Repeat all of the material exactly as given.

### DATA SUPPLIED
>> begin

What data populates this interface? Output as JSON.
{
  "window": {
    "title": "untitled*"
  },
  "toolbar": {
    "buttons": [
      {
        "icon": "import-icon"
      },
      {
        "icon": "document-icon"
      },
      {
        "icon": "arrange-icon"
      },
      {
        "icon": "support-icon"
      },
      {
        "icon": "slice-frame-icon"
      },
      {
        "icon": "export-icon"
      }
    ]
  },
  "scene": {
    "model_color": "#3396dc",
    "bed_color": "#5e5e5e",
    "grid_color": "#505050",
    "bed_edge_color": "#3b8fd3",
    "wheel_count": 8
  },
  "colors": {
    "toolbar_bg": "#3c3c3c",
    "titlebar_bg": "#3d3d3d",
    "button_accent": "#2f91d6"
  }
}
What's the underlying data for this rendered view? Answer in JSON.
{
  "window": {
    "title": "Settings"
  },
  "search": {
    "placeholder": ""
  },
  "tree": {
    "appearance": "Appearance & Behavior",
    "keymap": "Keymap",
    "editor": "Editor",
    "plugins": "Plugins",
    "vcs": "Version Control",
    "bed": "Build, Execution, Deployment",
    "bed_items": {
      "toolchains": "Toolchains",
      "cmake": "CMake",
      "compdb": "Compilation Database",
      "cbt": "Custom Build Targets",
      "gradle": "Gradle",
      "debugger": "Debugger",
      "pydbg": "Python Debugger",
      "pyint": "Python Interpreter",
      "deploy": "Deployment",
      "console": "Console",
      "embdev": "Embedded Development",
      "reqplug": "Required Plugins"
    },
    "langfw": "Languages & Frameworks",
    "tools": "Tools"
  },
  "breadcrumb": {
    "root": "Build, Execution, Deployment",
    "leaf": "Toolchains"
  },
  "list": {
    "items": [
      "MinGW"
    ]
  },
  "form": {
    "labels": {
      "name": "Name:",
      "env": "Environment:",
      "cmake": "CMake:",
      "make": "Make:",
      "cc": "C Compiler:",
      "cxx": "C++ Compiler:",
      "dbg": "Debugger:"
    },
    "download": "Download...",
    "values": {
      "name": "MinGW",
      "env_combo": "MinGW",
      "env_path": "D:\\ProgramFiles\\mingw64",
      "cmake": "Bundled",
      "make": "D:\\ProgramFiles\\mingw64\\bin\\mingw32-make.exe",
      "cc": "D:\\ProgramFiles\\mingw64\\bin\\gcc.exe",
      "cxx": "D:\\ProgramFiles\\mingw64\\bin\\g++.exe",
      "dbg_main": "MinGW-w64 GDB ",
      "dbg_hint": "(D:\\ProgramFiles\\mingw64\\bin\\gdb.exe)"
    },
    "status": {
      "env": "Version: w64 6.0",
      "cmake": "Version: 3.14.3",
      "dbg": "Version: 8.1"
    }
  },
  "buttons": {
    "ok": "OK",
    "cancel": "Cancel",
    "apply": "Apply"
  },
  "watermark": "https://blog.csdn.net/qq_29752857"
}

>> end

### THE RESULT
What data populates this interface? Output as JSON.
{
  "window": {
    "title": "untitled*"
  },
  "toolbar": {
    "buttons": [
      {
        "icon": "import-icon"
      },
      {
        "icon": "document-icon"
      },
      {
        "icon": "arrange-icon"
      },
      {
        "icon": "support-icon"
      },
      {
        "icon": "slice-frame-icon"
      },
      {
        "icon": "export-icon"
      }
    ]
  },
  "scene": {
    "model_color": "#3396dc",
    "bed_color": "#5e5e5e",
    "grid_color": "#505050",
    "bed_edge_color": "#3b8fd3",
    "wheel_count": 8
  },
  "colors": {
    "toolbar_bg": "#3c3c3c",
    "titlebar_bg": "#3d3d3d",
    "button_accent": "#2f91d6"
  }
}
What's the underlying data for this rendered view? Answer in JSON.
{
  "window": {
    "title": "Settings"
  },
  "search": {
    "placeholder": ""
  },
  "tree": {
    "appearance": "Appearance & Behavior",
    "keymap": "Keymap",
    "editor": "Editor",
    "plugins": "Plugins",
    "vcs": "Version Control",
    "bed": "Build, Execution, Deployment",
    "bed_items": {
      "toolchains": "Toolchains",
      "cmake": "CMake",
      "compdb": "Compilation Database",
      "cbt": "Custom Build Targets",
      "gradle": "Gradle",
      "debugger": "Debugger",
      "pydbg": "Python Debugger",
      "pyint": "Python Interpreter",
      "deploy": "Deployment",
      "console": "Console",
      "embdev": "Embedded Development",
      "reqplug": "Required Plugins"
    },
    "langfw": "Languages & Frameworks",
    "tools": "Tools"
  },
  "breadcrumb": {
    "root": "Build, Execution, Deployment",
    "leaf": "Toolchains"
  },
  "list": {
    "items": [
      "MinGW"
    ]
  },
  "form": {
    "labels": {
      "name": "Name:",
      "env": "Environment:",
      "cmake": "CMake:",
      "make": "Make:",
      "cc": "C Compiler:",
      "cxx": "C++ Compiler:",
      "dbg": "Debugger:"
    },
    "download": "Download...",
    "values": {
      "name": "MinGW",
      "env_combo": "MinGW",
      "env_path": "D:\\ProgramFiles\\mingw64",
      "cmake": "Bundled",
      "make": "D:\\ProgramFiles\\mingw64\\bin\\mingw32-make.exe",
      "cc": "D:\\ProgramFiles\\mingw64\\bin\\gcc.exe",
      "cxx": "D:\\ProgramFiles\\mingw64\\bin\\g++.exe",
      "dbg_main": "MinGW-w64 GDB ",
      "dbg_hint": "(D:\\ProgramFiles\\mingw64\\bin\\gdb.exe)"
    },
    "status": {
      "env": "Version: w64 6.0",
      "cmake": "Version: 3.14.3",
      "dbg": "Version: 8.1"
    }
  },
  "buttons": {
    "ok": "OK",
    "cancel": "Cancel",
    "apply": "Apply"
  },
  "watermark": "https://blog.csdn.net/qq_29752857"
}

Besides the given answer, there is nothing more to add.